------ Supplied data

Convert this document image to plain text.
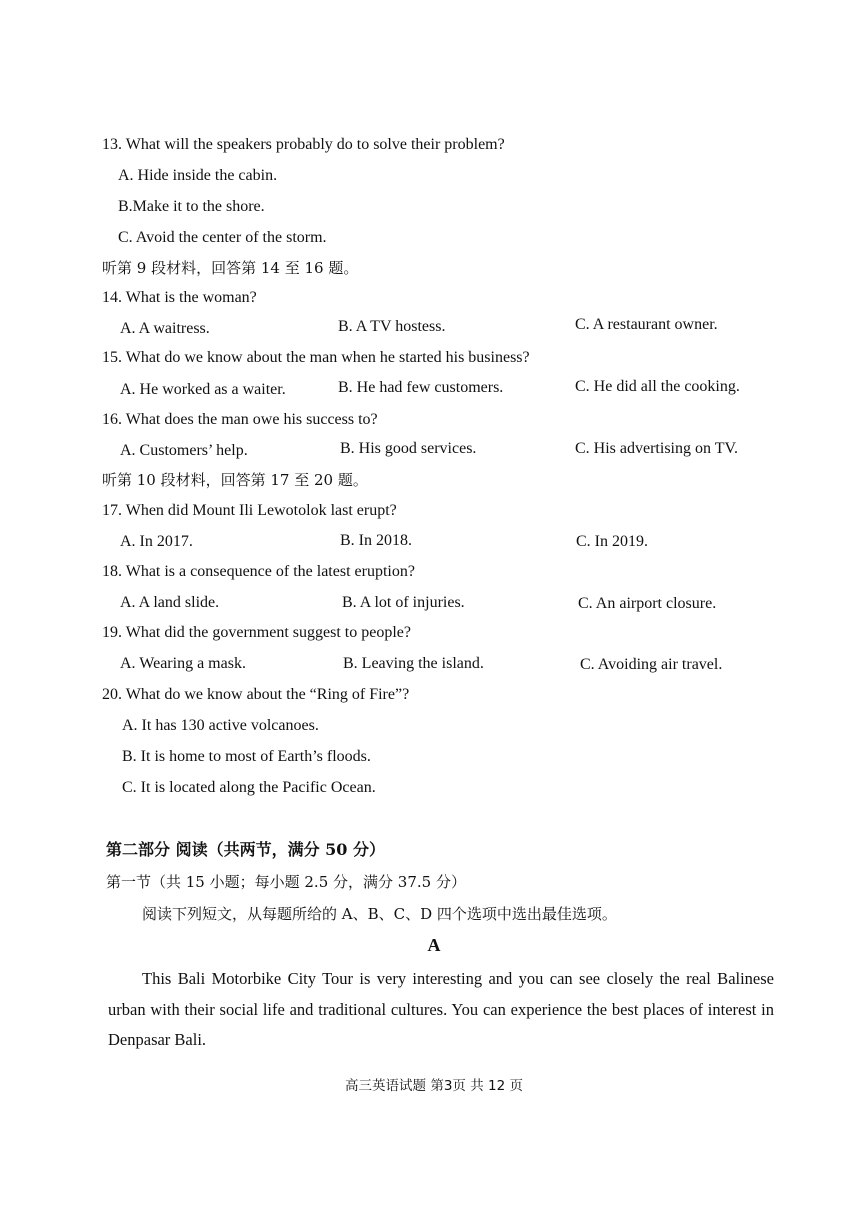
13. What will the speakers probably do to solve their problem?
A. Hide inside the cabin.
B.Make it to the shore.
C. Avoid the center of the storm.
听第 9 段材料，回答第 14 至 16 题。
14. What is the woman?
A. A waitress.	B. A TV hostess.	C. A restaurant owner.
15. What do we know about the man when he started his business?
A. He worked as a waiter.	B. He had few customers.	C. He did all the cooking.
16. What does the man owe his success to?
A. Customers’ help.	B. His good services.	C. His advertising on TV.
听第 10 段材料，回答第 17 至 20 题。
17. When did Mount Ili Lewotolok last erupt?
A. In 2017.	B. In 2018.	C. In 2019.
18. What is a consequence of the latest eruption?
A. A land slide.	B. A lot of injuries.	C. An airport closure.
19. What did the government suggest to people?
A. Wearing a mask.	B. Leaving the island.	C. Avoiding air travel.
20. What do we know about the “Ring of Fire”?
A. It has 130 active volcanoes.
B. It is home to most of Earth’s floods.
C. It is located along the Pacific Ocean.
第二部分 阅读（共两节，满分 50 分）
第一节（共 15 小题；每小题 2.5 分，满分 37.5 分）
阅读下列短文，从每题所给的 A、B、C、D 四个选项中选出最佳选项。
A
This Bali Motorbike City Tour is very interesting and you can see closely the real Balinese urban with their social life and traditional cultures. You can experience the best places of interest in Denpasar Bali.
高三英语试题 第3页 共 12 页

------------

• _Direction_: Of all the lines above, how many contain "their"? Give the number and nothing more.

• _Answer for this exercise_: 2